Saved entries:
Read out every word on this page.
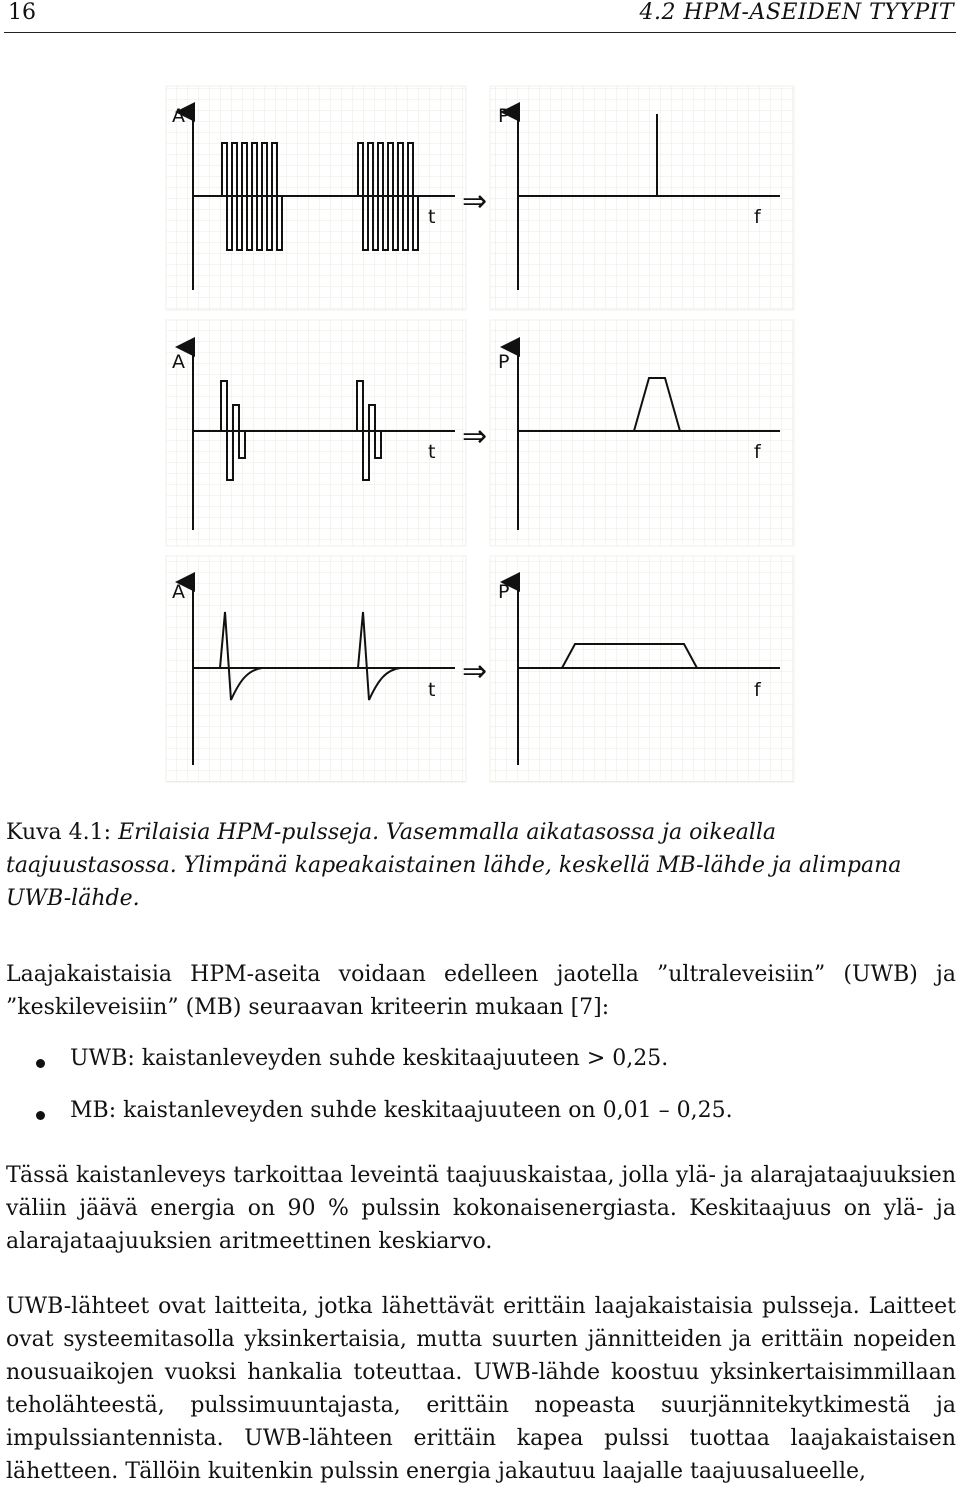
16	4.2 HPM-ASEIDEN TYYPIT
A
t
P
f
⇒
A
t
P
f
⇒
A
t
P
f
⇒
Kuva 4.1: Erilaisia HPM-pulsseja. Vasemmalla aikatasossa ja oikealla taajuustasossa. Ylimpänä kapeakaistainen lähde, keskellä MB-lähde ja alimpana UWB-lähde.
Laajakaistaisia HPM-aseita voidaan edelleen jaotella ”ultraleveisiin” (UWB) ja ”keskileveisiin” (MB) seuraavan kriteerin mukaan [7]:
UWB: kaistanleveyden suhde keskitaajuuteen > 0,25.
MB: kaistanleveyden suhde keskitaajuuteen on 0,01 – 0,25.
Tässä kaistanleveys tarkoittaa leveintä taajuuskaistaa, jolla ylä- ja alarajataajuuksien väliin jäävä energia on 90 % pulssin kokonaisenergiasta. Keskitaajuus on ylä- ja alarajataajuuksien aritmeettinen keskiarvo.
UWB-lähteet ovat laitteita, jotka lähettävät erittäin laajakaistaisia pulsseja. Laitteet ovat systeemitasolla yksinkertaisia, mutta suurten jännitteiden ja erittäin nopeiden nousuaikojen vuoksi hankalia toteuttaa. UWB-lähde koostuu yksinkertaisimmillaan teholähteestä, pulssimuuntajasta, erittäin nopeasta suurjännitekytkimestä ja impulssiantennista. UWB-lähteen erittäin kapea pulssi tuottaa laajakaistaisen lähetteen. Tällöin kuitenkin pulssin energia jakautuu laajalle taajuusalueelle,
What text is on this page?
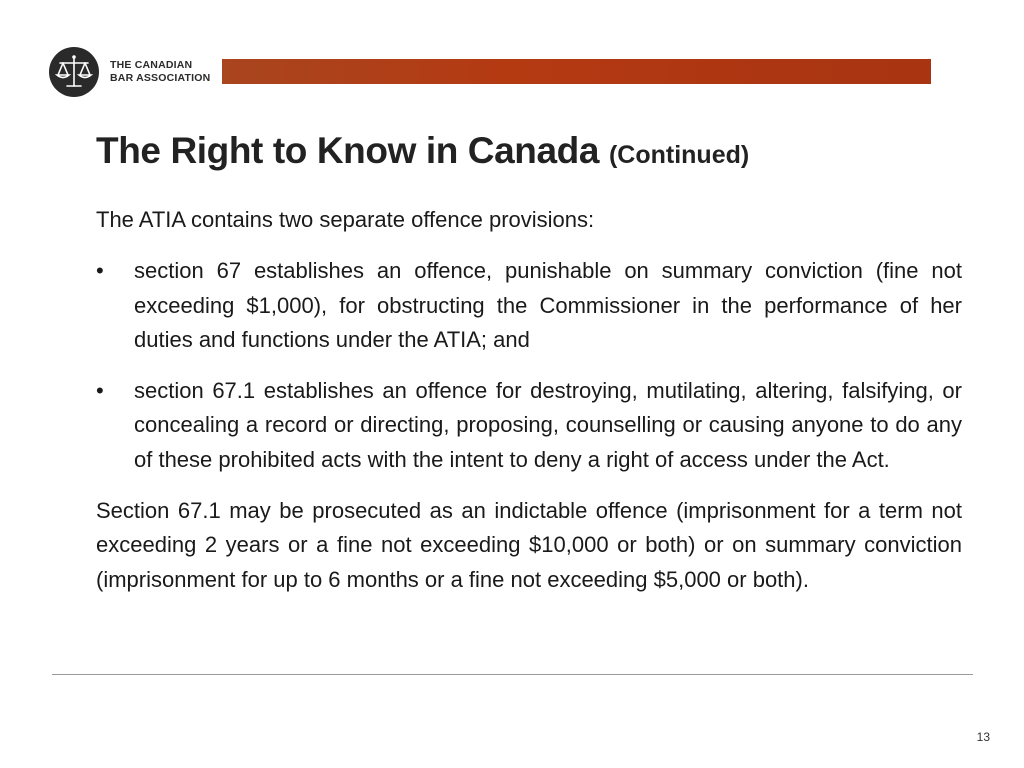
THE CANADIAN
BAR ASSOCIATION
The Right to Know in Canada (Continued)

The ATIA contains two separate offence provisions:

• section 67 establishes an offence, punishable on summary conviction (fine not exceeding $1,000), for obstructing the Commissioner in the performance of her duties and functions under the ATIA; and
• section 67.1 establishes an offence for destroying, mutilating, altering, falsifying, or concealing a record or directing, proposing, counselling or causing anyone to do any of these prohibited acts with the intent to deny a right of access under the Act.

Section 67.1 may be prosecuted as an indictable offence (imprisonment for a term not exceeding 2 years or a fine not exceeding $10,000 or both) or on summary conviction (imprisonment for up to 6 months or a fine not exceeding $5,000 or both).

13
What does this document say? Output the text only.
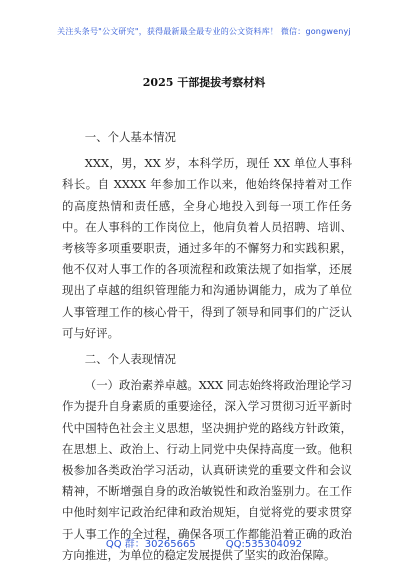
关注头条号"公文研究"，获得最新最全最专业的公文资料库！ 微信：gongwenyj
2025 干部提拔考察材料

一、个人基本情况

XXX，男，XX 岁，本科学历，现任 XX 单位人事科科长。自 XXXX 年参加工作以来，他始终保持着对工作的高度热情和责任感，全身心地投入到每一项工作任务中。在人事科的工作岗位上，他肩负着人员招聘、培训、考核等多项重要职责，通过多年的不懈努力和实践积累，他不仅对人事工作的各项流程和政策法规了如指掌，还展现出了卓越的组织管理能力和沟通协调能力，成为了单位人事管理工作的核心骨干，得到了领导和同事们的广泛认可与好评。

二、个人表现情况

（一）政治素养卓越。XXX 同志始终将政治理论学习作为提升自身素质的重要途径，深入学习贯彻习近平新时代中国特色社会主义思想，坚决拥护党的路线方针政策，在思想上、政治上、行动上同党中央保持高度一致。他积极参加各类政治学习活动，认真研读党的重要文件和会议精神，不断增强自身的政治敏锐性和政治鉴别力。在工作中他时刻牢记政治纪律和政治规矩，自觉将党的要求贯穿于人事工作的全过程，确保各项工作都能沿着正确的政治方向推进，为单位的稳定发展提供了坚实的政治保障。

QQ 群：30265665	QQ:535304092
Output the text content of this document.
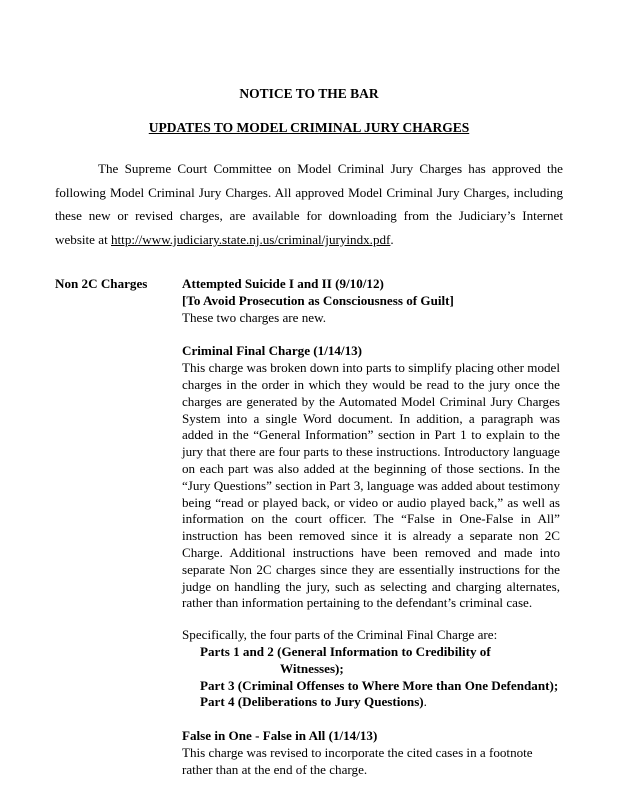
NOTICE TO THE BAR
UPDATES TO MODEL CRIMINAL JURY CHARGES
The Supreme Court Committee on Model Criminal Jury Charges has approved the following Model Criminal Jury Charges. All approved Model Criminal Jury Charges, including these new or revised charges, are available for downloading from the Judiciary’s Internet website at http://www.judiciary.state.nj.us/criminal/juryindx.pdf.
Non 2C Charges	Attempted Suicide I and II (9/10/12)

[To Avoid Prosecution as Consciousness of Guilt]

These two charges are new.

Criminal Final Charge (1/14/13)

This charge was broken down into parts to simplify placing other model charges in the order in which they would be read to the jury once the charges are generated by the Automated Model Criminal Jury Charges System into a single Word document. In addition, a paragraph was added in the “General Information” section in Part 1 to explain to the jury that there are four parts to these instructions. Introductory language on each part was also added at the beginning of those sections. In the “Jury Questions” section in Part 3, language was added about testimony being “read or played back, or video or audio played back,” as well as information on the court officer. The “False in One-False in All” instruction has been removed since it is already a separate non 2C Charge. Additional instructions have been removed and made into separate Non 2C charges since they are essentially instructions for the judge on handling the jury, such as selecting and charging alternates, rather than information pertaining to the defendant’s criminal case.

Specifically, the four parts of the Criminal Final Charge are:

Parts 1 and 2 (General Information to Credibility of

Witnesses);

Part 3 (Criminal Offenses to Where More than One Defendant);

Part 4 (Deliberations to Jury Questions).

False in One - False in All (1/14/13)

This charge was revised to incorporate the cited cases in a footnote rather than at the end of the charge.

- [WHAT THE TASK REQUIRES]: Keep the pictures out of your copy, and repeat every entry above exactly.

- [FINAL RESULT]:
Read out every word on this page.
16	4.2 HPM-ASEIDEN TYYPIT
A
t
P
f
⇒
A
t
P
f
⇒
A
t
P
f
⇒
Kuva 4.1: Erilaisia HPM-pulsseja. Vasemmalla aikatasossa ja oikealla taajuustasossa. Ylimpänä kapeakaistainen lähde, keskellä MB-lähde ja alimpana UWB-lähde.
Laajakaistaisia HPM-aseita voidaan edelleen jaotella ”ultraleveisiin” (UWB) ja ”keskileveisiin” (MB) seuraavan kriteerin mukaan [7]:
UWB: kaistanleveyden suhde keskitaajuuteen > 0,25.
MB: kaistanleveyden suhde keskitaajuuteen on 0,01 – 0,25.
Tässä kaistanleveys tarkoittaa leveintä taajuuskaistaa, jolla ylä- ja alarajataajuuksien väliin jäävä energia on 90 % pulssin kokonaisenergiasta. Keskitaajuus on ylä- ja alarajataajuuksien aritmeettinen keskiarvo.
UWB-lähteet ovat laitteita, jotka lähettävät erittäin laajakaistaisia pulsseja. Laitteet ovat systeemitasolla yksinkertaisia, mutta suurten jännitteiden ja erittäin nopeiden nousuaikojen vuoksi hankalia toteuttaa. UWB-lähde koostuu yksinkertaisimmillaan teholähteestä, pulssimuuntajasta, erittäin nopeasta suurjännitekytkimestä ja impulssiantennista. UWB-lähteen erittäin kapea pulssi tuottaa laajakaistaisen lähetteen. Tällöin kuitenkin pulssin energia jakautuu laajalle taajuusalueelle,
What text is on this page?
THE CANADIAN
BAR ASSOCIATION
The Right to Know in Canada (Continued)

The ATIA contains two separate offence provisions:

• section 67 establishes an offence, punishable on summary conviction (fine not exceeding $1,000), for obstructing the Commissioner in the performance of her duties and functions under the ATIA; and
• section 67.1 establishes an offence for destroying, mutilating, altering, falsifying, or concealing a record or directing, proposing, counselling or causing anyone to do any of these prohibited acts with the intent to deny a right of access under the Act.

Section 67.1 may be prosecuted as an indictable offence (imprisonment for a term not exceeding 2 years or a fine not exceeding $10,000 or both) or on summary conviction (imprisonment for up to 6 months or a fine not exceeding $5,000 or both).

13
What does this document say? Output the text only.
关注头条号"公文研究"，获得最新最全最专业的公文资料库！ 微信：gongwenyj
2025 干部提拔考察材料

一、个人基本情况

XXX，男，XX 岁，本科学历，现任 XX 单位人事科科长。自 XXXX 年参加工作以来，他始终保持着对工作的高度热情和责任感，全身心地投入到每一项工作任务中。在人事科的工作岗位上，他肩负着人员招聘、培训、考核等多项重要职责，通过多年的不懈努力和实践积累，他不仅对人事工作的各项流程和政策法规了如指掌，还展现出了卓越的组织管理能力和沟通协调能力，成为了单位人事管理工作的核心骨干，得到了领导和同事们的广泛认可与好评。

二、个人表现情况

（一）政治素养卓越。XXX 同志始终将政治理论学习作为提升自身素质的重要途径，深入学习贯彻习近平新时代中国特色社会主义思想，坚决拥护党的路线方针政策，在思想上、政治上、行动上同党中央保持高度一致。他积极参加各类政治学习活动，认真研读党的重要文件和会议精神，不断增强自身的政治敏锐性和政治鉴别力。在工作中他时刻牢记政治纪律和政治规矩，自觉将党的要求贯穿于人事工作的全过程，确保各项工作都能沿着正确的政治方向推进，为单位的稳定发展提供了坚实的政治保障。

QQ 群：30265665	QQ:535304092
Output the text content of this document.
NOTICE TO THE BAR
UPDATES TO MODEL CRIMINAL JURY CHARGES
The Supreme Court Committee on Model Criminal Jury Charges has approved the following Model Criminal Jury Charges. All approved Model Criminal Jury Charges, including these new or revised charges, are available for downloading from the Judiciary’s Internet website at http://www.judiciary.state.nj.us/criminal/juryindx.pdf.
Non 2C Charges	Attempted Suicide I and II (9/10/12)

[To Avoid Prosecution as Consciousness of Guilt]

These two charges are new.

Criminal Final Charge (1/14/13)

This charge was broken down into parts to simplify placing other model charges in the order in which they would be read to the jury once the charges are generated by the Automated Model Criminal Jury Charges System into a single Word document. In addition, a paragraph was added in the “General Information” section in Part 1 to explain to the jury that there are four parts to these instructions. Introductory language on each part was also added at the beginning of those sections. In the “Jury Questions” section in Part 3, language was added about testimony being “read or played back, or video or audio played back,” as well as information on the court officer. The “False in One-False in All” instruction has been removed since it is already a separate non 2C Charge. Additional instructions have been removed and made into separate Non 2C charges since they are essentially instructions for the judge on handling the jury, such as selecting and charging alternates, rather than information pertaining to the defendant’s criminal case.

Specifically, the four parts of the Criminal Final Charge are:

Parts 1 and 2 (General Information to Credibility of

Witnesses);

Part 3 (Criminal Offenses to Where More than One Defendant);

Part 4 (Deliberations to Jury Questions).

False in One - False in All (1/14/13)

This charge was revised to incorporate the cited cases in a footnote rather than at the end of the charge.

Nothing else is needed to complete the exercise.